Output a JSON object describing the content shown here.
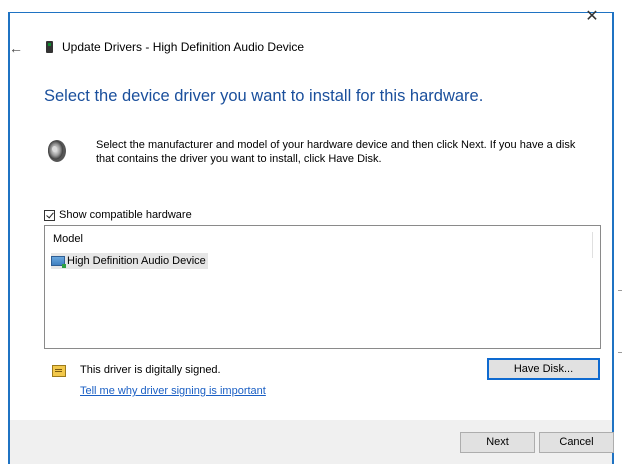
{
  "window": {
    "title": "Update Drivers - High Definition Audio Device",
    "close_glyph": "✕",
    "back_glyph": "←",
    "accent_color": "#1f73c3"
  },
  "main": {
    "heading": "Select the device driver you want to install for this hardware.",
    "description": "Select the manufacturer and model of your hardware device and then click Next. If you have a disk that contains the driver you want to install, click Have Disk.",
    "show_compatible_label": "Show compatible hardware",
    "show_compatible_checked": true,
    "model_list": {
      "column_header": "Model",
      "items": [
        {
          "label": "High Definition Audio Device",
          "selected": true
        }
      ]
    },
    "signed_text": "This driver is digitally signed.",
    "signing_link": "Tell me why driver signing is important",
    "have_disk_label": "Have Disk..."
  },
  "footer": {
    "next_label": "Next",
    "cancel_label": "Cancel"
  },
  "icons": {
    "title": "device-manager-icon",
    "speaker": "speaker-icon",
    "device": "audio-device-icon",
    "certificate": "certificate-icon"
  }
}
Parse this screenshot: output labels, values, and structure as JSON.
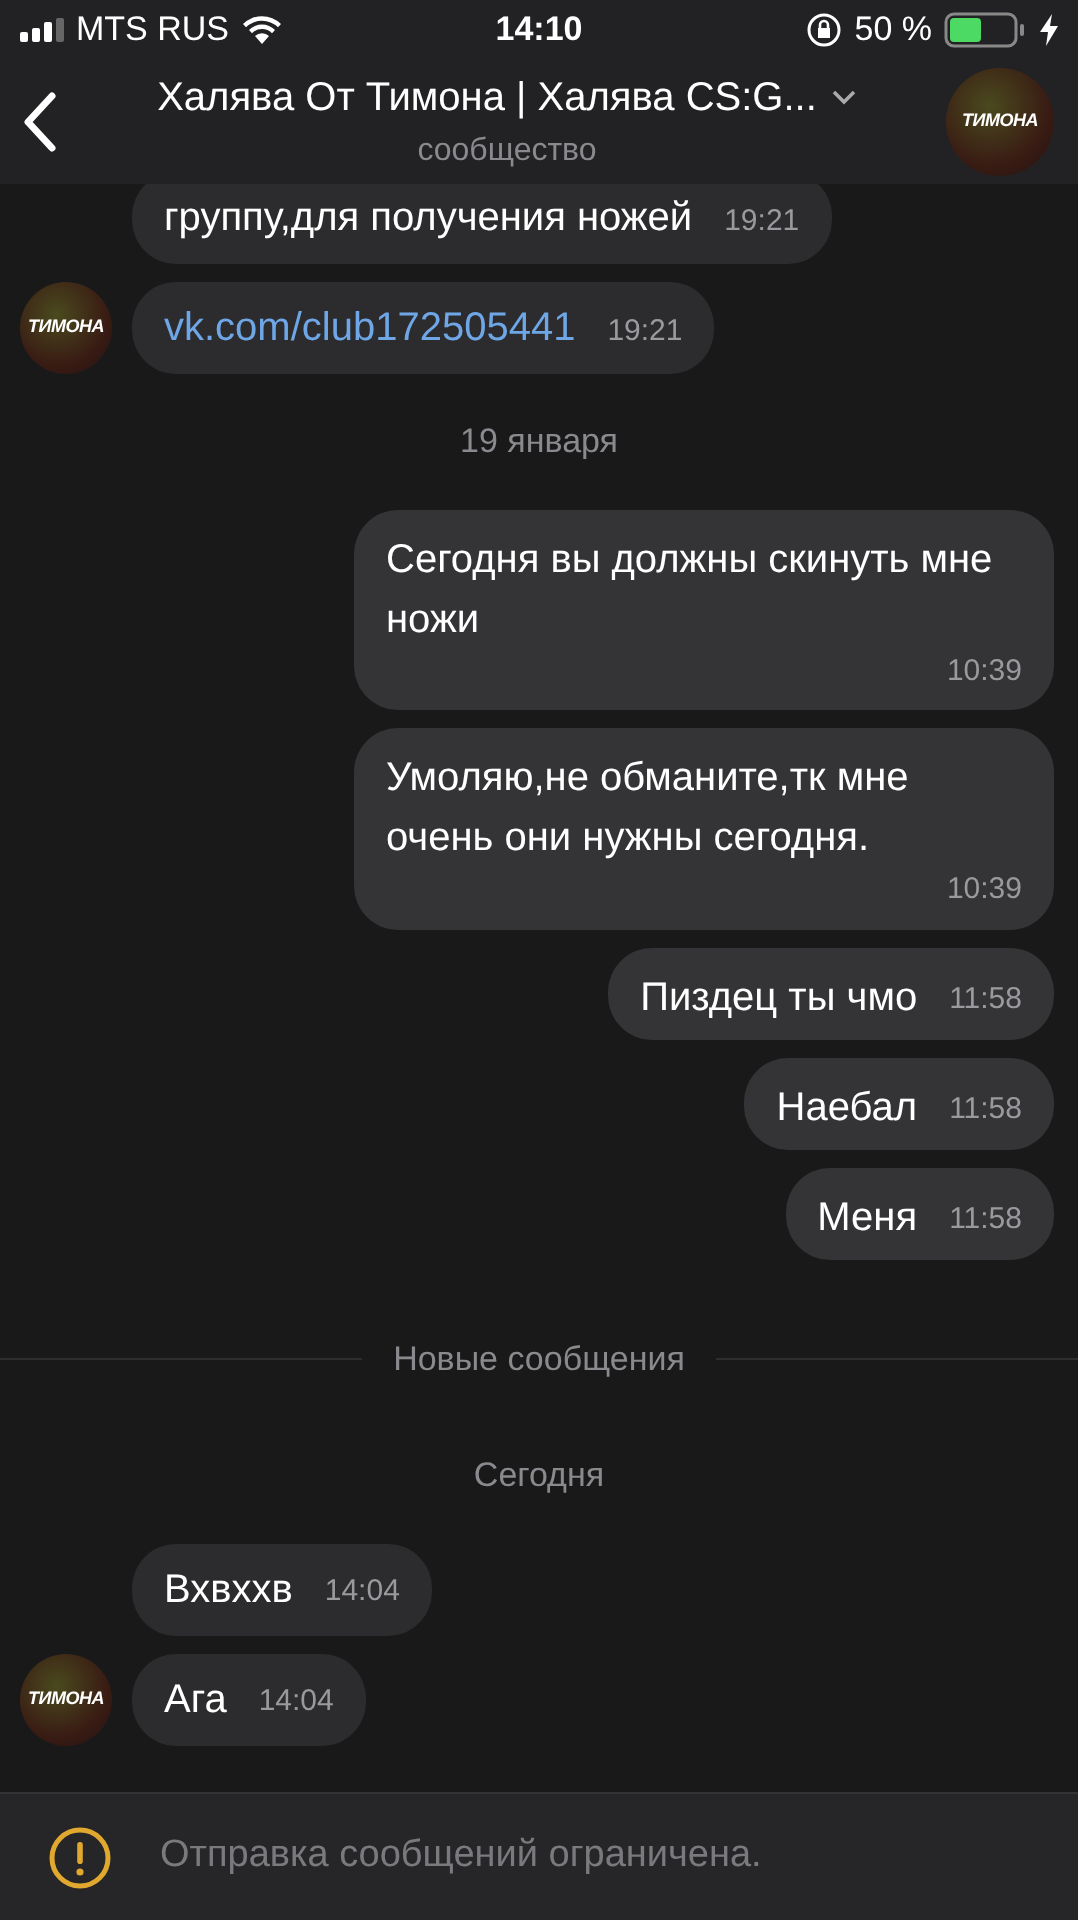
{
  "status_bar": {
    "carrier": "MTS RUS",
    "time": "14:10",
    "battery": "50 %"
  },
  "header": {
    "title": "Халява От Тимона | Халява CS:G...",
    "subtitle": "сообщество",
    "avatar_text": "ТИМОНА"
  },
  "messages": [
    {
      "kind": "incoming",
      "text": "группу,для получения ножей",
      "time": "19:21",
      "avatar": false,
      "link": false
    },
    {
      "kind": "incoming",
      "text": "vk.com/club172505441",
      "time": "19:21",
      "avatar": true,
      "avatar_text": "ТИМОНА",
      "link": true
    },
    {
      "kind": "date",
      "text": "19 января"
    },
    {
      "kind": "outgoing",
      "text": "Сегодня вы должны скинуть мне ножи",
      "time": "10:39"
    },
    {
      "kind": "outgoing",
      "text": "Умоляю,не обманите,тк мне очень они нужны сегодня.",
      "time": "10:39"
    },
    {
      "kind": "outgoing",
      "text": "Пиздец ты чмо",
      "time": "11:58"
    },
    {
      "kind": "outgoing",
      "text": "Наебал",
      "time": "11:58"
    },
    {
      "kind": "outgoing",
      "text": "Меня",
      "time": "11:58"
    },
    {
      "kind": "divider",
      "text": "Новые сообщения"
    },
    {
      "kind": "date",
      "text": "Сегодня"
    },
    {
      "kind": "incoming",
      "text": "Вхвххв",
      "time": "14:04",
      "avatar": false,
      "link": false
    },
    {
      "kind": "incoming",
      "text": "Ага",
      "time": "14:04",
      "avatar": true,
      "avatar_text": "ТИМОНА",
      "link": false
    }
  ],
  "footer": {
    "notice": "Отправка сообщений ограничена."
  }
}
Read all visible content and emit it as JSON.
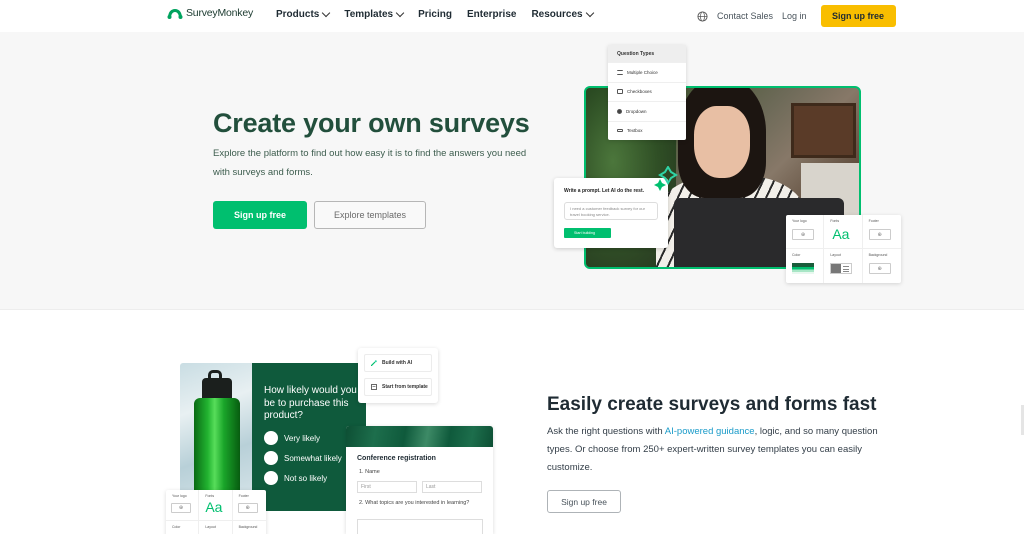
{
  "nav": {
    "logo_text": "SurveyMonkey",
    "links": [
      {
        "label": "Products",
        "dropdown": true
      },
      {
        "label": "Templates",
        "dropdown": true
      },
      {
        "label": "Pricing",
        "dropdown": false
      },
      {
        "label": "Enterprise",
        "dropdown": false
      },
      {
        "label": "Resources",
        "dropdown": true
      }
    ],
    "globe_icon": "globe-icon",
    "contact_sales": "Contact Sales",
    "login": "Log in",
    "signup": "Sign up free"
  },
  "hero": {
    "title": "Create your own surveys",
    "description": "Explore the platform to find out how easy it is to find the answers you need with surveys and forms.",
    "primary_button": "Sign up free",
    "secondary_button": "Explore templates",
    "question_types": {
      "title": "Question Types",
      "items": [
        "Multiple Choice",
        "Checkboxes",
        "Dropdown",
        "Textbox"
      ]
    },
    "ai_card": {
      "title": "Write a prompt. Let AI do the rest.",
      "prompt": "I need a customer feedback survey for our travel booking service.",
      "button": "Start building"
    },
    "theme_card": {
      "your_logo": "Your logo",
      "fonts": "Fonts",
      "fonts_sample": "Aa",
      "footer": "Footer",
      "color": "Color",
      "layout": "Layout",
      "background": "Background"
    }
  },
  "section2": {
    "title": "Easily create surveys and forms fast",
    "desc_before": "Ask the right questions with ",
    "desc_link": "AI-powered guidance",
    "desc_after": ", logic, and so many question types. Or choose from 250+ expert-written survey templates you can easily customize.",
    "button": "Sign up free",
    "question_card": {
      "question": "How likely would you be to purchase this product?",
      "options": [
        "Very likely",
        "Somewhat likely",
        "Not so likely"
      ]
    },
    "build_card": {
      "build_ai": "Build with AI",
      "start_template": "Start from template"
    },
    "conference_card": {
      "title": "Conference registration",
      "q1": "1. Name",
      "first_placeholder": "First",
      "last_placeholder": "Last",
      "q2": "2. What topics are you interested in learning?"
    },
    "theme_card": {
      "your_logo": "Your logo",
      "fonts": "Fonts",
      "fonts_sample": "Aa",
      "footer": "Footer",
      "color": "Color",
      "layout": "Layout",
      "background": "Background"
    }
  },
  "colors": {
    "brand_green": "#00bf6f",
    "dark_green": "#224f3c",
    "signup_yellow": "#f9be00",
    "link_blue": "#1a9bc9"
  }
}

● **Aim of the exercise**
Identify and copy all lines with the word "surveys".

● **Answer to this task**
    "title": "Create your own surveys",
    "description": "Explore the platform to find out how easy it is to find the answers you need with surveys and forms.",
    "title": "Easily create surveys and forms fast",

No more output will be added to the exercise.